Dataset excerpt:
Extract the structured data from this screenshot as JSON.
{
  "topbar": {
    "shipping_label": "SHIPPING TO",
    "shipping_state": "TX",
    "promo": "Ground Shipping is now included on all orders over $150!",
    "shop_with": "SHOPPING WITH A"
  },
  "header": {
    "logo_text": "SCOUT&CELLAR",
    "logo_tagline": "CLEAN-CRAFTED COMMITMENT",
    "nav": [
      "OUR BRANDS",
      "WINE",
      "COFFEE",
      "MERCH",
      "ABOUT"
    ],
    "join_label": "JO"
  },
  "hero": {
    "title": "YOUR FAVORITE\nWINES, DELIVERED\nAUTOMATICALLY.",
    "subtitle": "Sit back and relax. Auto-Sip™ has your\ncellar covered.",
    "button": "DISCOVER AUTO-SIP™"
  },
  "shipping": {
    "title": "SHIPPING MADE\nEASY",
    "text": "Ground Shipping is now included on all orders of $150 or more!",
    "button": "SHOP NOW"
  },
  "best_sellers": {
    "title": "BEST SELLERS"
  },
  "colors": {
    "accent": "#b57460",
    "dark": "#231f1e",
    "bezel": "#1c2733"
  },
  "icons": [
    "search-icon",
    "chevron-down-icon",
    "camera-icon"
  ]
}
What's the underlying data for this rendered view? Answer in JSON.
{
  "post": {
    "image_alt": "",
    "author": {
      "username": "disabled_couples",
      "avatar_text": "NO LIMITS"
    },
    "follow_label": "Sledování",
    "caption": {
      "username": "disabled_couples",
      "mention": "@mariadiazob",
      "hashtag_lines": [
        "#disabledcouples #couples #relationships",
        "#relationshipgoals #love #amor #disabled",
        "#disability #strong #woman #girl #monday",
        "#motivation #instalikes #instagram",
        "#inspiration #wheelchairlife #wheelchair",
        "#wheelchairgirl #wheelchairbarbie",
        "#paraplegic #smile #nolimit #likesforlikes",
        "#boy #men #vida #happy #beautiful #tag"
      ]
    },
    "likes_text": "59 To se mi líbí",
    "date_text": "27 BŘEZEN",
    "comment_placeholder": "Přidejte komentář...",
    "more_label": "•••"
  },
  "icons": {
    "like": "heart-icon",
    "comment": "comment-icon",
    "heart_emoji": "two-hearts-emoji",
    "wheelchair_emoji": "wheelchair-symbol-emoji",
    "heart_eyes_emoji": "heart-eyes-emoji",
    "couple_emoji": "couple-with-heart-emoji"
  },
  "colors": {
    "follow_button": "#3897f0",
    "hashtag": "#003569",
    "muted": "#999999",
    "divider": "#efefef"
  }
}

#### TASK PROMPT:
Please repeat all the records above exactly as they appear.

#### FINISHED TASK:
Extract the structured data from this screenshot as JSON.
{
  "topbar": {
    "shipping_label": "SHIPPING TO",
    "shipping_state": "TX",
    "promo": "Ground Shipping is now included on all orders over $150!",
    "shop_with": "SHOPPING WITH A"
  },
  "header": {
    "logo_text": "SCOUT&CELLAR",
    "logo_tagline": "CLEAN-CRAFTED COMMITMENT",
    "nav": [
      "OUR BRANDS",
      "WINE",
      "COFFEE",
      "MERCH",
      "ABOUT"
    ],
    "join_label": "JO"
  },
  "hero": {
    "title": "YOUR FAVORITE\nWINES, DELIVERED\nAUTOMATICALLY.",
    "subtitle": "Sit back and relax. Auto-Sip™ has your\ncellar covered.",
    "button": "DISCOVER AUTO-SIP™"
  },
  "shipping": {
    "title": "SHIPPING MADE\nEASY",
    "text": "Ground Shipping is now included on all orders of $150 or more!",
    "button": "SHOP NOW"
  },
  "best_sellers": {
    "title": "BEST SELLERS"
  },
  "colors": {
    "accent": "#b57460",
    "dark": "#231f1e",
    "bezel": "#1c2733"
  },
  "icons": [
    "search-icon",
    "chevron-down-icon",
    "camera-icon"
  ]
}
What's the underlying data for this rendered view? Answer in JSON.
{
  "post": {
    "image_alt": "",
    "author": {
      "username": "disabled_couples",
      "avatar_text": "NO LIMITS"
    },
    "follow_label": "Sledování",
    "caption": {
      "username": "disabled_couples",
      "mention": "@mariadiazob",
      "hashtag_lines": [
        "#disabledcouples #couples #relationships",
        "#relationshipgoals #love #amor #disabled",
        "#disability #strong #woman #girl #monday",
        "#motivation #instalikes #instagram",
        "#inspiration #wheelchairlife #wheelchair",
        "#wheelchairgirl #wheelchairbarbie",
        "#paraplegic #smile #nolimit #likesforlikes",
        "#boy #men #vida #happy #beautiful #tag"
      ]
    },
    "likes_text": "59 To se mi líbí",
    "date_text": "27 BŘEZEN",
    "comment_placeholder": "Přidejte komentář...",
    "more_label": "•••"
  },
  "icons": {
    "like": "heart-icon",
    "comment": "comment-icon",
    "heart_emoji": "two-hearts-emoji",
    "wheelchair_emoji": "wheelchair-symbol-emoji",
    "heart_eyes_emoji": "heart-eyes-emoji",
    "couple_emoji": "couple-with-heart-emoji"
  },
  "colors": {
    "follow_button": "#3897f0",
    "hashtag": "#003569",
    "muted": "#999999",
    "divider": "#efefef"
  }
}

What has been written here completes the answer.